▶ Metin bölümü
%%

22 Kasım 2024 Cuma

'Kimseye etmem şikayet'

Daha çok Müzeyyen Senar'ın kederli edasından aşına olduğumuz ve nedense pek çok Türk filminde meyhane sahnelerinin kederli atmosferlerinde kıvam artırıcı niyetiyle kullanılan nihavent şarkı, "Kimseye etmem şikayet ağlarım ben halime/ Titrerim mücrim gibi baktıkça istikbalime" dizeleriyle açılır.

Şarkıyı yapan Kemani Sarkis Efendi'dir. "Sarkis" isminin de ele verdiği gibi geniş Anadolu topraklarında yaşayan Ermenilerimizdendir. Bilgilerimizi şöyle bir yoklayınca Türkiye tiyatrosu gibi Türkiye musikisinin ve sonra Türkiye sinemasının kurucu isimleri arasında bilhassa Ermenilerin bulunduğunu hatırlayıp bir kenara koyarak ilerleyebiliriz. Şarkısıyla içlendiğimiz, üzüldüğümüz, dertlendiğimiz Sarkis Efendi'nin bu şarkısıyla 1915'teki "Ermeni Tehciri"ni andığını öğrendiğimizdeyse kederimize utanç eklenir, hiç değilse eklemesi gerekir; şayet hâlâ bir parça kalp taşıyorsak.

%%

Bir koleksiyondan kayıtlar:
%%

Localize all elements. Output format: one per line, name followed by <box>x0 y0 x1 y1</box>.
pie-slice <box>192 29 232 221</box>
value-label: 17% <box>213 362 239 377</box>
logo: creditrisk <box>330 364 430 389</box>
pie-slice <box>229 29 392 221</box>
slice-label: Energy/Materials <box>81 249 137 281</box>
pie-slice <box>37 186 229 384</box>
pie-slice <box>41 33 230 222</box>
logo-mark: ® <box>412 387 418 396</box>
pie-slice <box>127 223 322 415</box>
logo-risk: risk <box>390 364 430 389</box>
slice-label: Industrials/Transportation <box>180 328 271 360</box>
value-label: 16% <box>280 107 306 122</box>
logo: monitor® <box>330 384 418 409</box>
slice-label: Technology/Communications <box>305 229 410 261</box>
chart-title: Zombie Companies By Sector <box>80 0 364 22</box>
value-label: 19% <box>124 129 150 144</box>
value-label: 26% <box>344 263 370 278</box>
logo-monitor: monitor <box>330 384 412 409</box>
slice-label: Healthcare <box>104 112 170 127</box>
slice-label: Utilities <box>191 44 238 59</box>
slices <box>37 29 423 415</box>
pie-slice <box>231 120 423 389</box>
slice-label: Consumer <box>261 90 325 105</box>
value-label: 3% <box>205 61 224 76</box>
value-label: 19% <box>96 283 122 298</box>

%%

▶ İstenen işlemler
• 1. "Kimseye etmem şikayet" başlıklı yazıya göre aşağıdaki soruları yanıtlayın.
(a) Şarkı hangi makamdadır?
(b) Şarkıyı kim yapmıştır?
(c) Şarkının yapıcısı bu şarkıyla hangi olayı anmıştır?
• 2. "Kimseye etmem şikayet" başlıklı yazıyı, son cümlesinden sonrasını birkaç cümleyle devam ettirin.
Kayıtlar, "Kimseye etmem şikayet" başlıklı yazıdan bağımsız, ayrı bir malzemedir.

▶ Görev yanıtları
• 1.
(a) Nihavent
(b) Kemani Sarkis Efendi
(c) 1915'teki "Ermeni Tehciri"

• 2.
Sarkis Efendi'nin şarkısında "Perde-i zulmet çekilmiş korkarım istikbalime" denildiğini de duyarız. Bu öyle bir karanlıktır ki tehcir üzerinden yüz yıldan uzun zaman geçmişken ölülerin kemikleri sızlatılır hâlâ. Devlet idaresinin bütün derdi yaşananların "soykırım" olmadığını kabul ettirmektir. Çok değil içten bir özür ve hakikati kabulle çabucak alınabilecek bir yol tarihsel bir inat ve politik saplantılara kurban edilir.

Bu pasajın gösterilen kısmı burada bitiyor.